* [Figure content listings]

________

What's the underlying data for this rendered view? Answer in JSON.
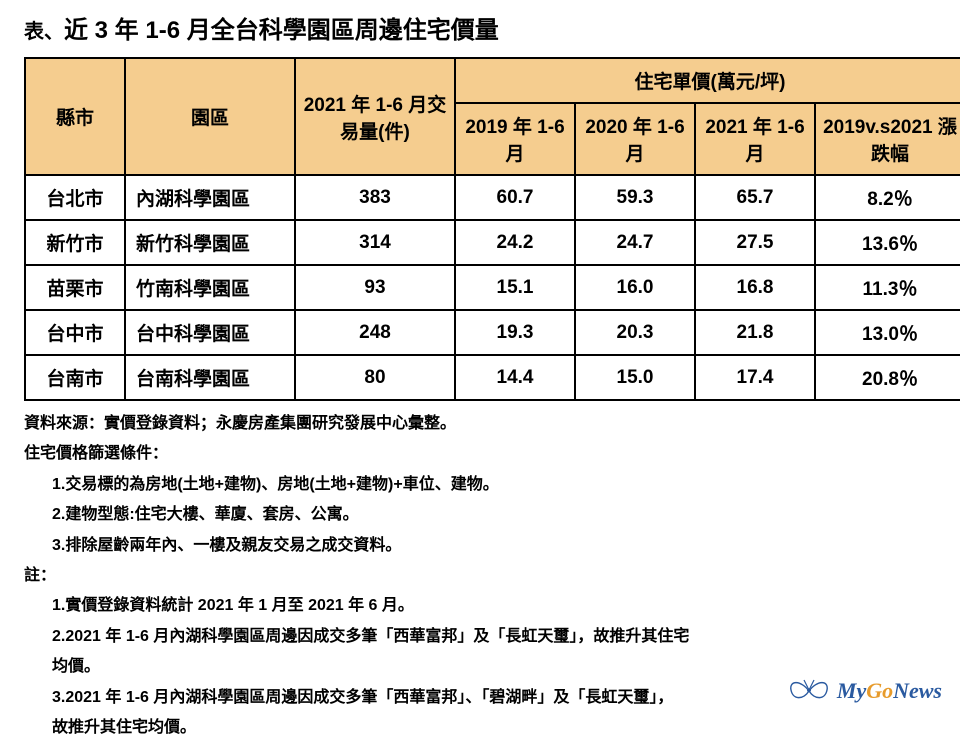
{
  "title_prefix": "表、",
  "title_main": "近 3 年 1-6 月全台科學園區周邊住宅價量",
  "table": {
    "header_bg": "#f5cd8f",
    "border_color": "#000000",
    "columns": {
      "city": "縣市",
      "park": "園區",
      "volume": "2021 年 1-6 月交易量(件)",
      "price_group": "住宅單價(萬元/坪)",
      "p2019": "2019 年\n1-6 月",
      "p2020": "2020 年\n1-6 月",
      "p2021": "2021 年\n1-6 月",
      "pct": "2019v.s2021\n漲跌幅"
    },
    "rows": [
      {
        "city": "台北市",
        "park": "內湖科學園區",
        "volume": "383",
        "p2019": "60.7",
        "p2020": "59.3",
        "p2021": "65.7",
        "pct": "8.2％"
      },
      {
        "city": "新竹市",
        "park": "新竹科學園區",
        "volume": "314",
        "p2019": "24.2",
        "p2020": "24.7",
        "p2021": "27.5",
        "pct": "13.6％"
      },
      {
        "city": "苗栗市",
        "park": "竹南科學園區",
        "volume": "93",
        "p2019": "15.1",
        "p2020": "16.0",
        "p2021": "16.8",
        "pct": "11.3％"
      },
      {
        "city": "台中市",
        "park": "台中科學園區",
        "volume": "248",
        "p2019": "19.3",
        "p2020": "20.3",
        "p2021": "21.8",
        "pct": "13.0％"
      },
      {
        "city": "台南市",
        "park": "台南科學園區",
        "volume": "80",
        "p2019": "14.4",
        "p2020": "15.0",
        "p2021": "17.4",
        "pct": "20.8％"
      }
    ]
  },
  "notes": [
    {
      "text": "資料來源：實價登錄資料；永慶房產集團研究發展中心彙整。",
      "indent": false
    },
    {
      "text": "住宅價格篩選條件：",
      "indent": false
    },
    {
      "text": "1.交易標的為房地(土地+建物)、房地(土地+建物)+車位、建物。",
      "indent": true
    },
    {
      "text": "2.建物型態:住宅大樓、華廈、套房、公寓。",
      "indent": true
    },
    {
      "text": "3.排除屋齡兩年內、一樓及親友交易之成交資料。",
      "indent": true
    },
    {
      "text": "註：",
      "indent": false
    },
    {
      "text": "1.實價登錄資料統計 2021 年 1 月至 2021 年 6 月。",
      "indent": true
    },
    {
      "text": "2.2021 年 1-6 月內湖科學園區周邊因成交多筆「西華富邦」及「長虹天璽」，故推升其住宅",
      "indent": true
    },
    {
      "text": "均價。",
      "indent": true
    },
    {
      "text": "3.2021 年 1-6 月內湖科學園區周邊因成交多筆「西華富邦」、「碧湖畔」及「長虹天璽」，",
      "indent": true
    },
    {
      "text": "故推升其住宅均價。",
      "indent": true
    }
  ],
  "logo": {
    "my": "My",
    "go": "Go",
    "news": "News",
    "brand_blue": "#2a5aa0",
    "brand_orange": "#e79b2b"
  }
}
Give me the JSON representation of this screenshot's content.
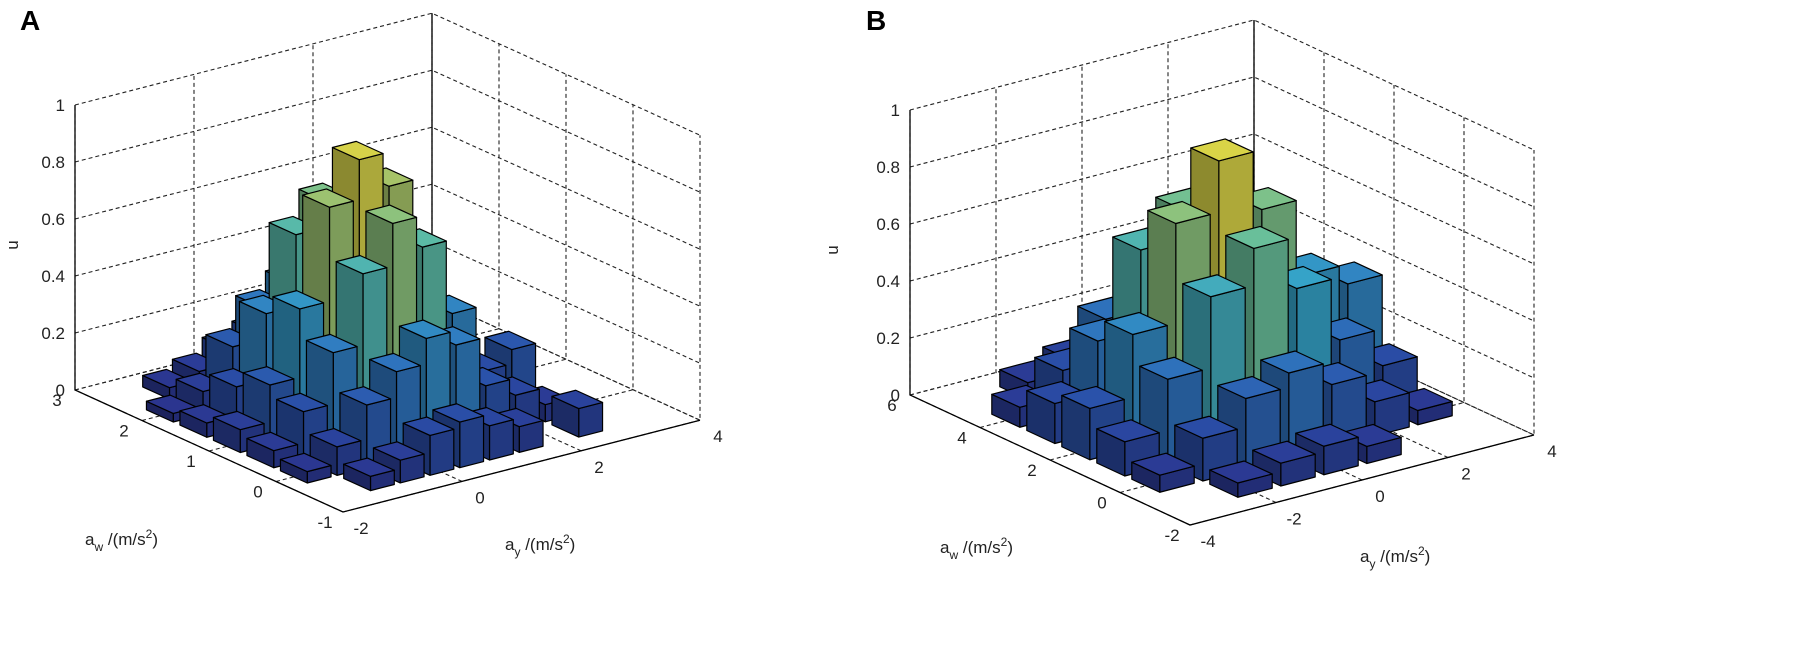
{
  "chart_data": [
    {
      "type": "bar3d",
      "title": "A",
      "zlabel": "u",
      "xlabel": [
        "a",
        "w",
        " /(m/s",
        "2",
        ")"
      ],
      "ylabel": [
        "a",
        "y",
        " /(m/s",
        "2",
        ")"
      ],
      "x": [
        -0.5,
        0,
        0.5,
        1,
        1.5,
        2,
        2.5
      ],
      "y": [
        -1.5,
        -1,
        -0.5,
        0,
        0.5,
        1,
        1.5,
        2,
        2.5
      ],
      "values": [
        [
          null,
          0.05,
          0.08,
          0.14,
          0.16,
          0.12,
          0.09,
          null,
          0.1
        ],
        [
          0.04,
          0.1,
          0.22,
          0.31,
          0.4,
          0.35,
          0.18,
          0.12,
          0.06
        ],
        [
          0.06,
          0.17,
          0.35,
          0.6,
          0.75,
          0.64,
          0.38,
          0.15,
          0.2
        ],
        [
          0.08,
          0.21,
          0.45,
          0.78,
          0.92,
          0.8,
          0.44,
          0.22,
          0.05
        ],
        [
          0.05,
          0.15,
          0.38,
          0.63,
          0.72,
          0.6,
          0.36,
          0.18,
          0.07
        ],
        [
          0.03,
          0.08,
          0.21,
          0.32,
          0.38,
          0.34,
          0.2,
          0.1,
          null
        ],
        [
          null,
          0.04,
          0.07,
          0.12,
          0.15,
          0.11,
          0.06,
          null,
          null
        ]
      ],
      "xlim": [
        -1,
        3
      ],
      "xticks": [
        -1,
        0,
        1,
        2,
        3
      ],
      "ylim": [
        -2,
        4
      ],
      "yticks": [
        -2,
        0,
        2,
        4
      ],
      "zlim": [
        0,
        1
      ],
      "zticks": [
        0,
        0.2,
        0.4,
        0.6,
        0.8,
        1
      ],
      "grid": true,
      "colormap": [
        "#2b2f8a",
        "#2a4fa8",
        "#2f79c0",
        "#35a3c8",
        "#62bfa0",
        "#b7c45a",
        "#f2df3a"
      ]
    },
    {
      "type": "bar3d",
      "title": "B",
      "zlabel": "u",
      "xlabel": [
        "a",
        "w",
        " /(m/s",
        "2",
        ")"
      ],
      "ylabel": [
        "a",
        "y",
        " /(m/s",
        "2",
        ")"
      ],
      "x": [
        -1,
        0,
        1,
        2,
        3,
        4,
        5
      ],
      "y": [
        -3,
        -2,
        -1,
        0,
        1,
        2,
        3
      ],
      "values": [
        [
          null,
          0.05,
          0.08,
          0.1,
          0.06,
          null,
          null
        ],
        [
          0.06,
          0.15,
          0.25,
          0.3,
          0.22,
          0.12,
          0.05
        ],
        [
          0.12,
          0.3,
          0.55,
          0.68,
          0.5,
          0.28,
          0.15
        ],
        [
          0.18,
          0.4,
          0.75,
          0.93,
          0.72,
          0.45,
          0.38
        ],
        [
          0.14,
          0.32,
          0.6,
          0.7,
          0.58,
          0.3,
          0.24
        ],
        [
          0.07,
          0.16,
          0.3,
          0.36,
          0.28,
          0.18,
          0.1
        ],
        [
          null,
          0.06,
          0.1,
          0.12,
          0.09,
          0.05,
          null
        ]
      ],
      "xlim": [
        -2,
        6
      ],
      "xticks": [
        -2,
        0,
        2,
        4,
        6
      ],
      "ylim": [
        -4,
        4
      ],
      "yticks": [
        -4,
        -2,
        0,
        2,
        4
      ],
      "zlim": [
        0,
        1
      ],
      "zticks": [
        0,
        0.2,
        0.4,
        0.6,
        0.8,
        1
      ],
      "grid": true,
      "colormap": [
        "#2b2f8a",
        "#2a4fa8",
        "#2f79c0",
        "#35a3c8",
        "#62bfa0",
        "#b7c45a",
        "#f2df3a"
      ]
    }
  ]
}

________

* [Task] Could you reproduce every record above exactly, leaving out the pictures?

* [Expected answer]
What's the underlying data for this rendered view? Answer in JSON.
{
  "title_prefix": "表、",
  "title_main": "近 3 年 1-6 月全台科學園區周邊住宅價量",
  "table": {
    "header_bg": "#f5cd8f",
    "border_color": "#000000",
    "columns": {
      "city": "縣市",
      "park": "園區",
      "volume": "2021 年 1-6 月交易量(件)",
      "price_group": "住宅單價(萬元/坪)",
      "p2019": "2019 年\n1-6 月",
      "p2020": "2020 年\n1-6 月",
      "p2021": "2021 年\n1-6 月",
      "pct": "2019v.s2021\n漲跌幅"
    },
    "rows": [
      {
        "city": "台北市",
        "park": "內湖科學園區",
        "volume": "383",
        "p2019": "60.7",
        "p2020": "59.3",
        "p2021": "65.7",
        "pct": "8.2％"
      },
      {
        "city": "新竹市",
        "park": "新竹科學園區",
        "volume": "314",
        "p2019": "24.2",
        "p2020": "24.7",
        "p2021": "27.5",
        "pct": "13.6％"
      },
      {
        "city": "苗栗市",
        "park": "竹南科學園區",
        "volume": "93",
        "p2019": "15.1",
        "p2020": "16.0",
        "p2021": "16.8",
        "pct": "11.3％"
      },
      {
        "city": "台中市",
        "park": "台中科學園區",
        "volume": "248",
        "p2019": "19.3",
        "p2020": "20.3",
        "p2021": "21.8",
        "pct": "13.0％"
      },
      {
        "city": "台南市",
        "park": "台南科學園區",
        "volume": "80",
        "p2019": "14.4",
        "p2020": "15.0",
        "p2021": "17.4",
        "pct": "20.8％"
      }
    ]
  },
  "notes": [
    {
      "text": "資料來源：實價登錄資料；永慶房產集團研究發展中心彙整。",
      "indent": false
    },
    {
      "text": "住宅價格篩選條件：",
      "indent": false
    },
    {
      "text": "1.交易標的為房地(土地+建物)、房地(土地+建物)+車位、建物。",
      "indent": true
    },
    {
      "text": "2.建物型態:住宅大樓、華廈、套房、公寓。",
      "indent": true
    },
    {
      "text": "3.排除屋齡兩年內、一樓及親友交易之成交資料。",
      "indent": true
    },
    {
      "text": "註：",
      "indent": false
    },
    {
      "text": "1.實價登錄資料統計 2021 年 1 月至 2021 年 6 月。",
      "indent": true
    },
    {
      "text": "2.2021 年 1-6 月內湖科學園區周邊因成交多筆「西華富邦」及「長虹天璽」，故推升其住宅",
      "indent": true
    },
    {
      "text": "均價。",
      "indent": true
    },
    {
      "text": "3.2021 年 1-6 月內湖科學園區周邊因成交多筆「西華富邦」、「碧湖畔」及「長虹天璽」，",
      "indent": true
    },
    {
      "text": "故推升其住宅均價。",
      "indent": true
    }
  ],
  "logo": {
    "my": "My",
    "go": "Go",
    "news": "News",
    "brand_blue": "#2a5aa0",
    "brand_orange": "#e79b2b"
  }
}
Give me the JSON representation of this screenshot's content.
{
  "chart_data": [
    {
      "type": "bar3d",
      "title": "A",
      "zlabel": "u",
      "xlabel": [
        "a",
        "w",
        " /(m/s",
        "2",
        ")"
      ],
      "ylabel": [
        "a",
        "y",
        " /(m/s",
        "2",
        ")"
      ],
      "x": [
        -0.5,
        0,
        0.5,
        1,
        1.5,
        2,
        2.5
      ],
      "y": [
        -1.5,
        -1,
        -0.5,
        0,
        0.5,
        1,
        1.5,
        2,
        2.5
      ],
      "values": [
        [
          null,
          0.05,
          0.08,
          0.14,
          0.16,
          0.12,
          0.09,
          null,
          0.1
        ],
        [
          0.04,
          0.1,
          0.22,
          0.31,
          0.4,
          0.35,
          0.18,
          0.12,
          0.06
        ],
        [
          0.06,
          0.17,
          0.35,
          0.6,
          0.75,
          0.64,
          0.38,
          0.15,
          0.2
        ],
        [
          0.08,
          0.21,
          0.45,
          0.78,
          0.92,
          0.8,
          0.44,
          0.22,
          0.05
        ],
        [
          0.05,
          0.15,
          0.38,
          0.63,
          0.72,
          0.6,
          0.36,
          0.18,
          0.07
        ],
        [
          0.03,
          0.08,
          0.21,
          0.32,
          0.38,
          0.34,
          0.2,
          0.1,
          null
        ],
        [
          null,
          0.04,
          0.07,
          0.12,
          0.15,
          0.11,
          0.06,
          null,
          null
        ]
      ],
      "xlim": [
        -1,
        3
      ],
      "xticks": [
        -1,
        0,
        1,
        2,
        3
      ],
      "ylim": [
        -2,
        4
      ],
      "yticks": [
        -2,
        0,
        2,
        4
      ],
      "zlim": [
        0,
        1
      ],
      "zticks": [
        0,
        0.2,
        0.4,
        0.6,
        0.8,
        1
      ],
      "grid": true,
      "colormap": [
        "#2b2f8a",
        "#2a4fa8",
        "#2f79c0",
        "#35a3c8",
        "#62bfa0",
        "#b7c45a",
        "#f2df3a"
      ]
    },
    {
      "type": "bar3d",
      "title": "B",
      "zlabel": "u",
      "xlabel": [
        "a",
        "w",
        " /(m/s",
        "2",
        ")"
      ],
      "ylabel": [
        "a",
        "y",
        " /(m/s",
        "2",
        ")"
      ],
      "x": [
        -1,
        0,
        1,
        2,
        3,
        4,
        5
      ],
      "y": [
        -3,
        -2,
        -1,
        0,
        1,
        2,
        3
      ],
      "values": [
        [
          null,
          0.05,
          0.08,
          0.1,
          0.06,
          null,
          null
        ],
        [
          0.06,
          0.15,
          0.25,
          0.3,
          0.22,
          0.12,
          0.05
        ],
        [
          0.12,
          0.3,
          0.55,
          0.68,
          0.5,
          0.28,
          0.15
        ],
        [
          0.18,
          0.4,
          0.75,
          0.93,
          0.72,
          0.45,
          0.38
        ],
        [
          0.14,
          0.32,
          0.6,
          0.7,
          0.58,
          0.3,
          0.24
        ],
        [
          0.07,
          0.16,
          0.3,
          0.36,
          0.28,
          0.18,
          0.1
        ],
        [
          null,
          0.06,
          0.1,
          0.12,
          0.09,
          0.05,
          null
        ]
      ],
      "xlim": [
        -2,
        6
      ],
      "xticks": [
        -2,
        0,
        2,
        4,
        6
      ],
      "ylim": [
        -4,
        4
      ],
      "yticks": [
        -4,
        -2,
        0,
        2,
        4
      ],
      "zlim": [
        0,
        1
      ],
      "zticks": [
        0,
        0.2,
        0.4,
        0.6,
        0.8,
        1
      ],
      "grid": true,
      "colormap": [
        "#2b2f8a",
        "#2a4fa8",
        "#2f79c0",
        "#35a3c8",
        "#62bfa0",
        "#b7c45a",
        "#f2df3a"
      ]
    }
  ]
}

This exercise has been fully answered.